_Items_:
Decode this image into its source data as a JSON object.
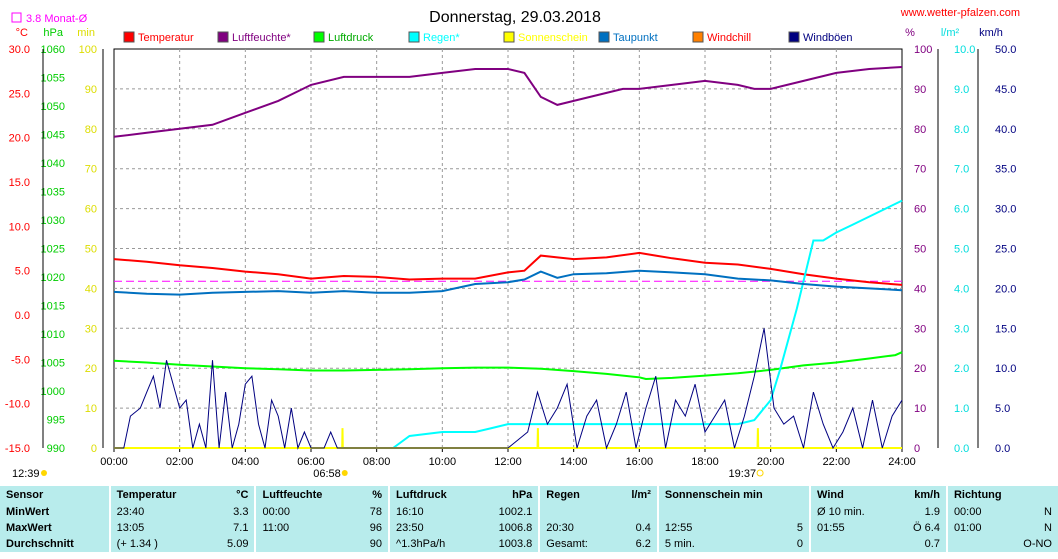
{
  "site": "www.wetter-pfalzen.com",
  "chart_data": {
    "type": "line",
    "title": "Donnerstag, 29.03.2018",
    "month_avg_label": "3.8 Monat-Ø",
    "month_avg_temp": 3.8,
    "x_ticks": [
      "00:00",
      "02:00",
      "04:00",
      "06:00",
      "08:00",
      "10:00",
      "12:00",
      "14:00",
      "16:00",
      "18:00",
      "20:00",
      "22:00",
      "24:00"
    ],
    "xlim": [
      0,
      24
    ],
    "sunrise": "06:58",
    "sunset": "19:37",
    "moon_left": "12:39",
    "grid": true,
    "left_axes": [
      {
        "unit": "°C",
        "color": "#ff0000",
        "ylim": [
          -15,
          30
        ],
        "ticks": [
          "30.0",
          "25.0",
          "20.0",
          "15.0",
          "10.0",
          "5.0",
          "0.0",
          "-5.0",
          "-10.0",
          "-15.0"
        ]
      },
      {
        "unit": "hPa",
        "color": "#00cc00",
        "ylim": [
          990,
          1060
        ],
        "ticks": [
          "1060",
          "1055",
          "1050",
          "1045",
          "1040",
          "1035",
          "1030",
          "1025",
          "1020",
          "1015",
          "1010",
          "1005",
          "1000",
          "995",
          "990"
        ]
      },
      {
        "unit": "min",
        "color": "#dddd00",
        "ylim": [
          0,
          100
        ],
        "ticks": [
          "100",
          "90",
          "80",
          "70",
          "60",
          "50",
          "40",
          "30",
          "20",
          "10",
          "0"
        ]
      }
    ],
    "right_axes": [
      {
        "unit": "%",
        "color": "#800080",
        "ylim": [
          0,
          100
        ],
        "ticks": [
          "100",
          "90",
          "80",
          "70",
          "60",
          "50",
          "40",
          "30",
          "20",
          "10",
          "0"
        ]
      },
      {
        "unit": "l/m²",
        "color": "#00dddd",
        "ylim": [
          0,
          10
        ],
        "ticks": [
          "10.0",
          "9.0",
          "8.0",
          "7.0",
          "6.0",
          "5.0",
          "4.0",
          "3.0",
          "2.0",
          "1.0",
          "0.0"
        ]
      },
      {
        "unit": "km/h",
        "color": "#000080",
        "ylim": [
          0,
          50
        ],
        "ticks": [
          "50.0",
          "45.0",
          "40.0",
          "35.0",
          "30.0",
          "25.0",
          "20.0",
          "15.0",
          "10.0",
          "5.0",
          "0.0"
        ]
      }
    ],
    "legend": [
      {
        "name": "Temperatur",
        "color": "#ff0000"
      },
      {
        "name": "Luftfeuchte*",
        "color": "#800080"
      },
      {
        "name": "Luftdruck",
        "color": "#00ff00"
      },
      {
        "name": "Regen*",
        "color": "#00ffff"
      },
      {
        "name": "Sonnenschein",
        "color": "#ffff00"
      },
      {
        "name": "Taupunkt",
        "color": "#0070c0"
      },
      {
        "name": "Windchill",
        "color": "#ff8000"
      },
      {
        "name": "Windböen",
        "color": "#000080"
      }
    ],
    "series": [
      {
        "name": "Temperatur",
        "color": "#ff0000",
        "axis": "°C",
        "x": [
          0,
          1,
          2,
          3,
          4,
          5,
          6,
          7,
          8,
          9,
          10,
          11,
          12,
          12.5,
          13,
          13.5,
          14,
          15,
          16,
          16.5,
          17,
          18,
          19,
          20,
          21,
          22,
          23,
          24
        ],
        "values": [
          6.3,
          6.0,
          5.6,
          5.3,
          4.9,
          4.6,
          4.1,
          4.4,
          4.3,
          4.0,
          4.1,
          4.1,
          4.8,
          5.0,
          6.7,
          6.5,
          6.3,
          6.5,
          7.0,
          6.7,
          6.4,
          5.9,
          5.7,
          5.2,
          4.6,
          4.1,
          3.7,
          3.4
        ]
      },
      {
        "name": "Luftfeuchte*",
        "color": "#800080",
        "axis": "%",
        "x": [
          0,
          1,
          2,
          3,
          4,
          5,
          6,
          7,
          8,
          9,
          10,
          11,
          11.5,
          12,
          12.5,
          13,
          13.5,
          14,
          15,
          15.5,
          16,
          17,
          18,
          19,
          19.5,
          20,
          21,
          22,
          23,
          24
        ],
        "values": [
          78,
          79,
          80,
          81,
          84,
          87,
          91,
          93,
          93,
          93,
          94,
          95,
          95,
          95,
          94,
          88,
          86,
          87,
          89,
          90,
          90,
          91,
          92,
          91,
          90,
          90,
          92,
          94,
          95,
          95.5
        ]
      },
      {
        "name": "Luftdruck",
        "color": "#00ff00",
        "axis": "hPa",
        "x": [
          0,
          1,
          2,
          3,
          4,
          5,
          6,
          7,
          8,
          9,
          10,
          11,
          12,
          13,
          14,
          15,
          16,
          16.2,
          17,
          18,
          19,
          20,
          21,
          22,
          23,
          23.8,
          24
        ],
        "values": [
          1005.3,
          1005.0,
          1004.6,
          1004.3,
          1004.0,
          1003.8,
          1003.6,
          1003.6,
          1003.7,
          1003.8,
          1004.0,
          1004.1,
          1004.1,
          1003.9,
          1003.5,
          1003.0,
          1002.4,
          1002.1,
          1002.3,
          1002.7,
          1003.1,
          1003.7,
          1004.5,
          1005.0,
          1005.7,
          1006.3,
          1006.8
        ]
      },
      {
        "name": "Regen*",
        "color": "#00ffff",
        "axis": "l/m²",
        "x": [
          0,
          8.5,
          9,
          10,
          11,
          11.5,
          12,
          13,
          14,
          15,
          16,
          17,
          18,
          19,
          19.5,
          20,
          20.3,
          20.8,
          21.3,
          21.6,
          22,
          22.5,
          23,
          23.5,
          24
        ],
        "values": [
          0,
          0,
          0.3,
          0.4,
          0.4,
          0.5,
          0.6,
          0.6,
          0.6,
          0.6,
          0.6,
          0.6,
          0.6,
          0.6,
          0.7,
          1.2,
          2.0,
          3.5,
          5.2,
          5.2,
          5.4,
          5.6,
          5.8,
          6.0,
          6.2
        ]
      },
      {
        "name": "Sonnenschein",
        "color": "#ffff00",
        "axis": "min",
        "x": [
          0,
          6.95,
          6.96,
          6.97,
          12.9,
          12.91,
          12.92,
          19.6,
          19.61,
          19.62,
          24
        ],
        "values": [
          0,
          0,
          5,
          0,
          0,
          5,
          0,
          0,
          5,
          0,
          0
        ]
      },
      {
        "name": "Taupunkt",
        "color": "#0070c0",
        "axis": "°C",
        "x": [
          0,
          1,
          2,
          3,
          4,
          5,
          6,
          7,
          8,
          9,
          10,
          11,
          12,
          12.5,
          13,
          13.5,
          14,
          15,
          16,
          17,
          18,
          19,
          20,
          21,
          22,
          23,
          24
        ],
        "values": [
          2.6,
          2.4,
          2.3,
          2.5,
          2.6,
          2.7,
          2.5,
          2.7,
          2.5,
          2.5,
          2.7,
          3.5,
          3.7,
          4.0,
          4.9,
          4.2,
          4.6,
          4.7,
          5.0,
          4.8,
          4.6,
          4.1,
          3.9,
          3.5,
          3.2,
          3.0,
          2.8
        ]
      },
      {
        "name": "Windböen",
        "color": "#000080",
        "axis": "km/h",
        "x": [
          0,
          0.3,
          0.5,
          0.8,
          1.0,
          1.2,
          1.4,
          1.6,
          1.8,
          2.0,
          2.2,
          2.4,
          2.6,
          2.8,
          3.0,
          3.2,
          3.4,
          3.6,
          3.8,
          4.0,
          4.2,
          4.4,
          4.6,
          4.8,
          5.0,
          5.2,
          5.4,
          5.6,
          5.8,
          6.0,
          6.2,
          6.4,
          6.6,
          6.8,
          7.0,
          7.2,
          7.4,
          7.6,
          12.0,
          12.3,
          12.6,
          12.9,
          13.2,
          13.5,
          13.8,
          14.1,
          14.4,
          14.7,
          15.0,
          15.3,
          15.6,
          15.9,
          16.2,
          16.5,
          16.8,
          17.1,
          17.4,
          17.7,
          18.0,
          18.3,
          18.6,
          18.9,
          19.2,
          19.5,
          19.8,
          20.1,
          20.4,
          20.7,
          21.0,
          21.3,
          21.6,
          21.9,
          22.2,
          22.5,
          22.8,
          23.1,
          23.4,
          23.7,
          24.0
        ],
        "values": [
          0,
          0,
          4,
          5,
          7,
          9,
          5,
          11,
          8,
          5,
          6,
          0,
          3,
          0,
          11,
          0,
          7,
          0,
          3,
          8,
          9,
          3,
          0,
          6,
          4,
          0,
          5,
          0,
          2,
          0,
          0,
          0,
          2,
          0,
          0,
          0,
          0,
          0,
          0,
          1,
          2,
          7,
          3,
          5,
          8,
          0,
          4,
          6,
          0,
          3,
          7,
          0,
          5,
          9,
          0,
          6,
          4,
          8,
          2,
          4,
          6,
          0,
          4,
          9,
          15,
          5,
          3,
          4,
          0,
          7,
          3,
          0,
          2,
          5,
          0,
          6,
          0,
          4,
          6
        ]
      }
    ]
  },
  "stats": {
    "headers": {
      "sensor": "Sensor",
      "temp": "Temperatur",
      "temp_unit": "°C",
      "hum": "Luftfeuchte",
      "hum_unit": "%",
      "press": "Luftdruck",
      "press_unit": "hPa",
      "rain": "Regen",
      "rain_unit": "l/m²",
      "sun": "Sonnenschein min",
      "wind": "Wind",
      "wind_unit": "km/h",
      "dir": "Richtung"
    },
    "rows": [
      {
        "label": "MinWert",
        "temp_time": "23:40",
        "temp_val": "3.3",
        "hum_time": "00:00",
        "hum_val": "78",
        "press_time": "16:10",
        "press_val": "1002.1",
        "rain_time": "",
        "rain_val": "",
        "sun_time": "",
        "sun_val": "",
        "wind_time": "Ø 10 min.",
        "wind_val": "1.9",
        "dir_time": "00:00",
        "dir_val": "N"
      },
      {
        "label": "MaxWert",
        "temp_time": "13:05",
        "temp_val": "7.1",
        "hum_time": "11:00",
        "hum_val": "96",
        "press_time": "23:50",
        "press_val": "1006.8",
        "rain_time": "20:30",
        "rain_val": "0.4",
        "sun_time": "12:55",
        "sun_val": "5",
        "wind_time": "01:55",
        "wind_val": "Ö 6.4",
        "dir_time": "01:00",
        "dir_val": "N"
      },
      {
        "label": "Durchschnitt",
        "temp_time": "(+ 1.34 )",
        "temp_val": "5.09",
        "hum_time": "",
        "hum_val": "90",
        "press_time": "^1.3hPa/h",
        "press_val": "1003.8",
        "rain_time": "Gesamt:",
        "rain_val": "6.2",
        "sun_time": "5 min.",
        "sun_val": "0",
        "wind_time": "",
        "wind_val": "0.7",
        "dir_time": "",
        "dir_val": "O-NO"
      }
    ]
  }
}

_Exercise requirements_:
Reproduce every line from the entries that holds the word "axis".

_Exercise response_:
        "axis": "°C",
        "axis": "%",
        "axis": "hPa",
        "axis": "l/m²",
        "axis": "min",
        "axis": "°C",
        "axis": "km/h",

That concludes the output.